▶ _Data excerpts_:
----
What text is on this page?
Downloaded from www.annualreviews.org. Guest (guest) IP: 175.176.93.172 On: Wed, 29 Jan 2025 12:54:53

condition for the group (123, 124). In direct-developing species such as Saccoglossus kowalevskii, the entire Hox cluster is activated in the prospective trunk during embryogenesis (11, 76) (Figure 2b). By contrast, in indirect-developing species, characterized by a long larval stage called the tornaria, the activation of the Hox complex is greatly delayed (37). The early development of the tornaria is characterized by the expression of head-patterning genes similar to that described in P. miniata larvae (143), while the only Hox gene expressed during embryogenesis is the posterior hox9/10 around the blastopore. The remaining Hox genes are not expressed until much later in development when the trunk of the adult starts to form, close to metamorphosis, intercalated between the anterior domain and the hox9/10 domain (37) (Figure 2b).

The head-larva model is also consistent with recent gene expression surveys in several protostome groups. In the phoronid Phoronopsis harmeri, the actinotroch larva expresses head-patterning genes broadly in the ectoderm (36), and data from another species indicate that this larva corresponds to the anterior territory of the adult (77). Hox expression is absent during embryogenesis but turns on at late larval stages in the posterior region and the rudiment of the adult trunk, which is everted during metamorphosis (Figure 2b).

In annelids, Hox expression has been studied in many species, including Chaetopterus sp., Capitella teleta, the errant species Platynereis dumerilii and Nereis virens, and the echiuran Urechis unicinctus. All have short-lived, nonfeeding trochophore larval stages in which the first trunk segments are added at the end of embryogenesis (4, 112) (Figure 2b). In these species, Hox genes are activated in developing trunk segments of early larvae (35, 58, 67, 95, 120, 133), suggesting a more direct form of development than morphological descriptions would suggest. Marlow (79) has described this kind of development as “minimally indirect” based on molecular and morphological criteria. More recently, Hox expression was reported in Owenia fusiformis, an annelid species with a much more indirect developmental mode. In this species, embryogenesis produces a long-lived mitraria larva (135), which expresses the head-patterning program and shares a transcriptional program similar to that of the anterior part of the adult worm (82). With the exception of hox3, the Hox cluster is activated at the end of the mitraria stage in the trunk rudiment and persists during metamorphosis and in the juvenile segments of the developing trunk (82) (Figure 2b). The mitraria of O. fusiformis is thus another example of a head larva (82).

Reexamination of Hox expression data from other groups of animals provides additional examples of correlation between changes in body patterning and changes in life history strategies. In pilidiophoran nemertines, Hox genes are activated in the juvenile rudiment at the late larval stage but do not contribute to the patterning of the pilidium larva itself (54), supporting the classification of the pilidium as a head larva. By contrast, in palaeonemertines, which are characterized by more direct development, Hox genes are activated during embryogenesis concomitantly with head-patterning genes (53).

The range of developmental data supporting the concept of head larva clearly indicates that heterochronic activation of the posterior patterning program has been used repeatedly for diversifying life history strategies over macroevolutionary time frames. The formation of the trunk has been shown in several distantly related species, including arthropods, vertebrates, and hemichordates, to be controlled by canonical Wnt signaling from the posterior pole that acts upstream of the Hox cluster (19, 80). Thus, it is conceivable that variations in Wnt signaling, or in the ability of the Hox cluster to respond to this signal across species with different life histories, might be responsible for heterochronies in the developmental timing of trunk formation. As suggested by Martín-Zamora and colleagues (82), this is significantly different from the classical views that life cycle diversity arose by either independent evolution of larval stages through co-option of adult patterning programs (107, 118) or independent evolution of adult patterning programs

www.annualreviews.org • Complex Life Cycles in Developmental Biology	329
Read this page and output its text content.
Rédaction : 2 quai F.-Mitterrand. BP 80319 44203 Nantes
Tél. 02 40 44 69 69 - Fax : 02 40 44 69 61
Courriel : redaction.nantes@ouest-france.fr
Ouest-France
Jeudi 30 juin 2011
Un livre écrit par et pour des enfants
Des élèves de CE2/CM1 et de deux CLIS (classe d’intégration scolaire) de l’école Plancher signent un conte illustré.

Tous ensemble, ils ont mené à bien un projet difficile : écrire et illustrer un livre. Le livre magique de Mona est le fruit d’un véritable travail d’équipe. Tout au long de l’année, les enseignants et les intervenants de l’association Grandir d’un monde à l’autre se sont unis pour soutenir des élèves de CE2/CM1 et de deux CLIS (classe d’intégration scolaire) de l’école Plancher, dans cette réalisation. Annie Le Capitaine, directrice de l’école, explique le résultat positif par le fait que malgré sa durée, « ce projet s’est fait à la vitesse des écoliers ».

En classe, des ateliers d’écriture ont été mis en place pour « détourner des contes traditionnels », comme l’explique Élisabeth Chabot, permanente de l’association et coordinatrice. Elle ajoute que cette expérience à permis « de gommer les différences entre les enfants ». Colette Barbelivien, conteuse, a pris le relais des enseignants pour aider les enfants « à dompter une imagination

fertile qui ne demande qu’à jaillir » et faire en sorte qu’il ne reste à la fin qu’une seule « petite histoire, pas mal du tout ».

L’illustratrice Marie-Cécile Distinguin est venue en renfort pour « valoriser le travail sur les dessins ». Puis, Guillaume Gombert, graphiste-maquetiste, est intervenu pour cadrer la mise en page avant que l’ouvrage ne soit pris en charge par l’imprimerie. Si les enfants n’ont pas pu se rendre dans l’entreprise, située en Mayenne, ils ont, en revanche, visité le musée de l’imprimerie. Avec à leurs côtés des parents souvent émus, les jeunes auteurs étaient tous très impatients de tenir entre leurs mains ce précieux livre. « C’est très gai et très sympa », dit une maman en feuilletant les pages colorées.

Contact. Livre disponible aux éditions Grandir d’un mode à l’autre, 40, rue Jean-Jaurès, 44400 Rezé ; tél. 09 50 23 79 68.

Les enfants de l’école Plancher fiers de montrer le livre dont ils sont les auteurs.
----
▶ _WHAT YOU WILL DO_:
All of the records above should be repeated exactly.

▶ _EXERCISE SOLUTION_:
What text is on this page?
Downloaded from www.annualreviews.org. Guest (guest) IP: 175.176.93.172 On: Wed, 29 Jan 2025 12:54:53

condition for the group (123, 124). In direct-developing species such as Saccoglossus kowalevskii, the entire Hox cluster is activated in the prospective trunk during embryogenesis (11, 76) (Figure 2b). By contrast, in indirect-developing species, characterized by a long larval stage called the tornaria, the activation of the Hox complex is greatly delayed (37). The early development of the tornaria is characterized by the expression of head-patterning genes similar to that described in P. miniata larvae (143), while the only Hox gene expressed during embryogenesis is the posterior hox9/10 around the blastopore. The remaining Hox genes are not expressed until much later in development when the trunk of the adult starts to form, close to metamorphosis, intercalated between the anterior domain and the hox9/10 domain (37) (Figure 2b).

The head-larva model is also consistent with recent gene expression surveys in several protostome groups. In the phoronid Phoronopsis harmeri, the actinotroch larva expresses head-patterning genes broadly in the ectoderm (36), and data from another species indicate that this larva corresponds to the anterior territory of the adult (77). Hox expression is absent during embryogenesis but turns on at late larval stages in the posterior region and the rudiment of the adult trunk, which is everted during metamorphosis (Figure 2b).

In annelids, Hox expression has been studied in many species, including Chaetopterus sp., Capitella teleta, the errant species Platynereis dumerilii and Nereis virens, and the echiuran Urechis unicinctus. All have short-lived, nonfeeding trochophore larval stages in which the first trunk segments are added at the end of embryogenesis (4, 112) (Figure 2b). In these species, Hox genes are activated in developing trunk segments of early larvae (35, 58, 67, 95, 120, 133), suggesting a more direct form of development than morphological descriptions would suggest. Marlow (79) has described this kind of development as “minimally indirect” based on molecular and morphological criteria. More recently, Hox expression was reported in Owenia fusiformis, an annelid species with a much more indirect developmental mode. In this species, embryogenesis produces a long-lived mitraria larva (135), which expresses the head-patterning program and shares a transcriptional program similar to that of the anterior part of the adult worm (82). With the exception of hox3, the Hox cluster is activated at the end of the mitraria stage in the trunk rudiment and persists during metamorphosis and in the juvenile segments of the developing trunk (82) (Figure 2b). The mitraria of O. fusiformis is thus another example of a head larva (82).

Reexamination of Hox expression data from other groups of animals provides additional examples of correlation between changes in body patterning and changes in life history strategies. In pilidiophoran nemertines, Hox genes are activated in the juvenile rudiment at the late larval stage but do not contribute to the patterning of the pilidium larva itself (54), supporting the classification of the pilidium as a head larva. By contrast, in palaeonemertines, which are characterized by more direct development, Hox genes are activated during embryogenesis concomitantly with head-patterning genes (53).

The range of developmental data supporting the concept of head larva clearly indicates that heterochronic activation of the posterior patterning program has been used repeatedly for diversifying life history strategies over macroevolutionary time frames. The formation of the trunk has been shown in several distantly related species, including arthropods, vertebrates, and hemichordates, to be controlled by canonical Wnt signaling from the posterior pole that acts upstream of the Hox cluster (19, 80). Thus, it is conceivable that variations in Wnt signaling, or in the ability of the Hox cluster to respond to this signal across species with different life histories, might be responsible for heterochronies in the developmental timing of trunk formation. As suggested by Martín-Zamora and colleagues (82), this is significantly different from the classical views that life cycle diversity arose by either independent evolution of larval stages through co-option of adult patterning programs (107, 118) or independent evolution of adult patterning programs

www.annualreviews.org • Complex Life Cycles in Developmental Biology	329
Read this page and output its text content.
Rédaction : 2 quai F.-Mitterrand. BP 80319 44203 Nantes
Tél. 02 40 44 69 69 - Fax : 02 40 44 69 61
Courriel : redaction.nantes@ouest-france.fr
Ouest-France
Jeudi 30 juin 2011
Un livre écrit par et pour des enfants
Des élèves de CE2/CM1 et de deux CLIS (classe d’intégration scolaire) de l’école Plancher signent un conte illustré.

Tous ensemble, ils ont mené à bien un projet difficile : écrire et illustrer un livre. Le livre magique de Mona est le fruit d’un véritable travail d’équipe. Tout au long de l’année, les enseignants et les intervenants de l’association Grandir d’un monde à l’autre se sont unis pour soutenir des élèves de CE2/CM1 et de deux CLIS (classe d’intégration scolaire) de l’école Plancher, dans cette réalisation. Annie Le Capitaine, directrice de l’école, explique le résultat positif par le fait que malgré sa durée, « ce projet s’est fait à la vitesse des écoliers ».

En classe, des ateliers d’écriture ont été mis en place pour « détourner des contes traditionnels », comme l’explique Élisabeth Chabot, permanente de l’association et coordinatrice. Elle ajoute que cette expérience à permis « de gommer les différences entre les enfants ». Colette Barbelivien, conteuse, a pris le relais des enseignants pour aider les enfants « à dompter une imagination

fertile qui ne demande qu’à jaillir » et faire en sorte qu’il ne reste à la fin qu’une seule « petite histoire, pas mal du tout ».

L’illustratrice Marie-Cécile Distinguin est venue en renfort pour « valoriser le travail sur les dessins ». Puis, Guillaume Gombert, graphiste-maquetiste, est intervenu pour cadrer la mise en page avant que l’ouvrage ne soit pris en charge par l’imprimerie. Si les enfants n’ont pas pu se rendre dans l’entreprise, située en Mayenne, ils ont, en revanche, visité le musée de l’imprimerie. Avec à leurs côtés des parents souvent émus, les jeunes auteurs étaient tous très impatients de tenir entre leurs mains ce précieux livre. « C’est très gai et très sympa », dit une maman en feuilletant les pages colorées.

Contact. Livre disponible aux éditions Grandir d’un mode à l’autre, 40, rue Jean-Jaurès, 44400 Rezé ; tél. 09 50 23 79 68.

Les enfants de l’école Plancher fiers de montrer le livre dont ils sont les auteurs.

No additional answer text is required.